## Provided records
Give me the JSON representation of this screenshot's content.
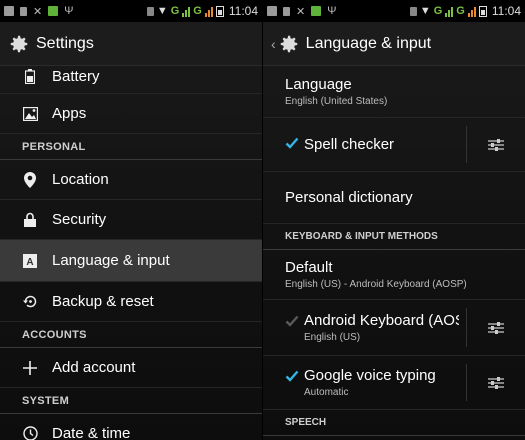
{
  "status": {
    "time": "11:04",
    "network": "G"
  },
  "left": {
    "title": "Settings",
    "items": [
      {
        "type": "item",
        "label": "Battery",
        "icon": "battery-icon"
      },
      {
        "type": "item",
        "label": "Apps",
        "icon": "apps-icon"
      },
      {
        "type": "section",
        "label": "PERSONAL"
      },
      {
        "type": "item",
        "label": "Location",
        "icon": "location-icon"
      },
      {
        "type": "item",
        "label": "Security",
        "icon": "lock-icon"
      },
      {
        "type": "item",
        "label": "Language & input",
        "icon": "language-icon",
        "selected": true
      },
      {
        "type": "item",
        "label": "Backup & reset",
        "icon": "backup-icon"
      },
      {
        "type": "section",
        "label": "ACCOUNTS"
      },
      {
        "type": "item",
        "label": "Add account",
        "icon": "plus-icon"
      },
      {
        "type": "section",
        "label": "SYSTEM"
      },
      {
        "type": "item",
        "label": "Date & time",
        "icon": "clock-icon"
      }
    ]
  },
  "right": {
    "title": "Language & input",
    "language": {
      "title": "Language",
      "subtitle": "English (United States)"
    },
    "spell_checker": {
      "label": "Spell checker",
      "checked": true
    },
    "personal_dictionary": "Personal dictionary",
    "section_keyboard": "KEYBOARD & INPUT METHODS",
    "default": {
      "title": "Default",
      "subtitle": "English (US) - Android Keyboard (AOSP)"
    },
    "android_keyboard": {
      "title": "Android Keyboard (AOSP)",
      "subtitle": "English (US)",
      "checked": true,
      "disabled": true
    },
    "google_voice": {
      "title": "Google voice typing",
      "subtitle": "Automatic",
      "checked": true
    },
    "section_speech": "SPEECH"
  },
  "colors": {
    "accent": "#33b5e5",
    "selected_bg": "#3a3a3a"
  }
}
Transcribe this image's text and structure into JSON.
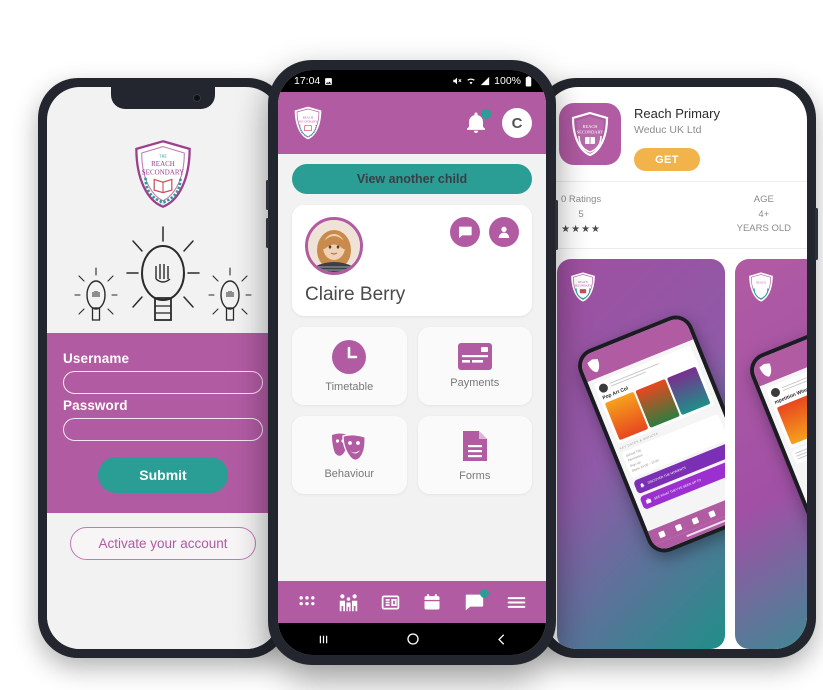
{
  "scene": {
    "title": "Weduc school app phone mockups",
    "brand_purple": "#b15ba3",
    "brand_teal": "#2a9d94",
    "accent_orange": "#f2b34a"
  },
  "left_phone": {
    "name": "login-screen",
    "logo": {
      "icon": "school-shield-icon",
      "line1": "REACH",
      "line2": "SECONDARY"
    },
    "illustration": "lightbulb-icon",
    "form": {
      "username_label": "Username",
      "username_value": "",
      "username_placeholder": "",
      "password_label": "Password",
      "password_value": "",
      "password_placeholder": "",
      "submit_label": "Submit"
    },
    "activate_label": "Activate your account"
  },
  "center_phone": {
    "name": "parent-dashboard",
    "status_bar": {
      "time": "17:04",
      "screenshot_icon": "image-icon",
      "mute_icon": "mute-icon",
      "wifi_icon": "wifi-icon",
      "signal_icon": "signal-icon",
      "battery_text": "100%",
      "battery_icon": "battery-icon"
    },
    "header": {
      "logo_icon": "school-shield-icon",
      "bell_icon": "bell-icon",
      "bell_badge": "",
      "avatar_initial": "C"
    },
    "view_another_child_label": "View another child",
    "child": {
      "name": "Claire Berry",
      "avatar_icon": "student-avatar",
      "message_icon": "chat-bubble-icon",
      "profile_icon": "person-icon"
    },
    "tiles": [
      {
        "label": "Timetable",
        "icon": "clock-icon"
      },
      {
        "label": "Payments",
        "icon": "credit-card-icon"
      },
      {
        "label": "Behaviour",
        "icon": "theatre-masks-icon"
      },
      {
        "label": "Forms",
        "icon": "document-icon"
      }
    ],
    "bottom_nav": [
      {
        "icon": "apps-grid-icon",
        "badge": false
      },
      {
        "icon": "family-icon",
        "badge": false
      },
      {
        "icon": "newspaper-icon",
        "badge": false
      },
      {
        "icon": "calendar-icon",
        "badge": false
      },
      {
        "icon": "chat-bubble-icon",
        "badge": true
      },
      {
        "icon": "hamburger-menu-icon",
        "badge": false
      }
    ],
    "android_nav": {
      "recents_icon": "recents-icon",
      "home_icon": "home-icon",
      "back_icon": "back-icon"
    }
  },
  "right_phone": {
    "name": "app-store-listing",
    "app_icon": "school-shield-app-icon",
    "app_title": "Reach Primary",
    "developer": "Weduc UK Ltd",
    "get_label": "GET",
    "stats": [
      {
        "line1": "0 Ratings",
        "line2": "5",
        "line3": "★★★★"
      },
      {
        "line1": "AGE",
        "line2": "4+",
        "line3": "YEARS OLD"
      }
    ],
    "screenshots": [
      {
        "logo_icon": "school-shield-icon",
        "post_title": "Pop Art Col",
        "section_label": "KEY DATES & NOTICES",
        "info_line1": "School Trip",
        "info_line2": "Permission",
        "info_line3": "Sign Up",
        "info_line4": "Starts 14:00 – 15:00",
        "banner1": "DISCOVER THE MOMENTS",
        "banner2": "SEE WHAT THEY'VE BEEN UP TO",
        "banner_close": "×"
      },
      {
        "logo_icon": "school-shield-icon",
        "post_title": "mpetition Winn",
        "section_label": ""
      }
    ]
  }
}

## Do this
Read the entries and select each line where the word "bubble" is found.

## Reply to the exercise
      "message_icon": "chat-bubble-icon",
        "icon": "chat-bubble-icon",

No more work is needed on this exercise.